**What you should do**.
Repeat every line of the material, character for character.

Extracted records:
- - - -
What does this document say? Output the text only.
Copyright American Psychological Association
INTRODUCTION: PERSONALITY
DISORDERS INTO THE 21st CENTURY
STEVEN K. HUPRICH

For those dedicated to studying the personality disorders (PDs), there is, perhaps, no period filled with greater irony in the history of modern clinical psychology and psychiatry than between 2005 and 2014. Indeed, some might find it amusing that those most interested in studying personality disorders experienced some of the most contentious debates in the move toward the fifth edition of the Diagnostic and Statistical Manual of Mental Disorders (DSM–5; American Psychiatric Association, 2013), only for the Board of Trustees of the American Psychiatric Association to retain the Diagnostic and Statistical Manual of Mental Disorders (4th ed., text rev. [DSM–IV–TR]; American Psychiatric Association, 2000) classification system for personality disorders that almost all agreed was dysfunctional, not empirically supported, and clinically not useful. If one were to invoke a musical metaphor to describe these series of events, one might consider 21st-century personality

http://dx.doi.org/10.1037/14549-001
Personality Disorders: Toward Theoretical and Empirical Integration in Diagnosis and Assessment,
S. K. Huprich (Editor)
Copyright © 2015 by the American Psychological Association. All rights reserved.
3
- - - -
**Response to this exercise**.
What does this document say? Output the text only.
Copyright American Psychological Association
INTRODUCTION: PERSONALITY
DISORDERS INTO THE 21st CENTURY
STEVEN K. HUPRICH

For those dedicated to studying the personality disorders (PDs), there is, perhaps, no period filled with greater irony in the history of modern clinical psychology and psychiatry than between 2005 and 2014. Indeed, some might find it amusing that those most interested in studying personality disorders experienced some of the most contentious debates in the move toward the fifth edition of the Diagnostic and Statistical Manual of Mental Disorders (DSM–5; American Psychiatric Association, 2013), only for the Board of Trustees of the American Psychiatric Association to retain the Diagnostic and Statistical Manual of Mental Disorders (4th ed., text rev. [DSM–IV–TR]; American Psychiatric Association, 2000) classification system for personality disorders that almost all agreed was dysfunctional, not empirically supported, and clinically not useful. If one were to invoke a musical metaphor to describe these series of events, one might consider 21st-century personality

http://dx.doi.org/10.1037/14549-001
Personality Disorders: Toward Theoretical and Empirical Integration in Diagnosis and Assessment,
S. K. Huprich (Editor)
Copyright © 2015 by the American Psychological Association. All rights reserved.
3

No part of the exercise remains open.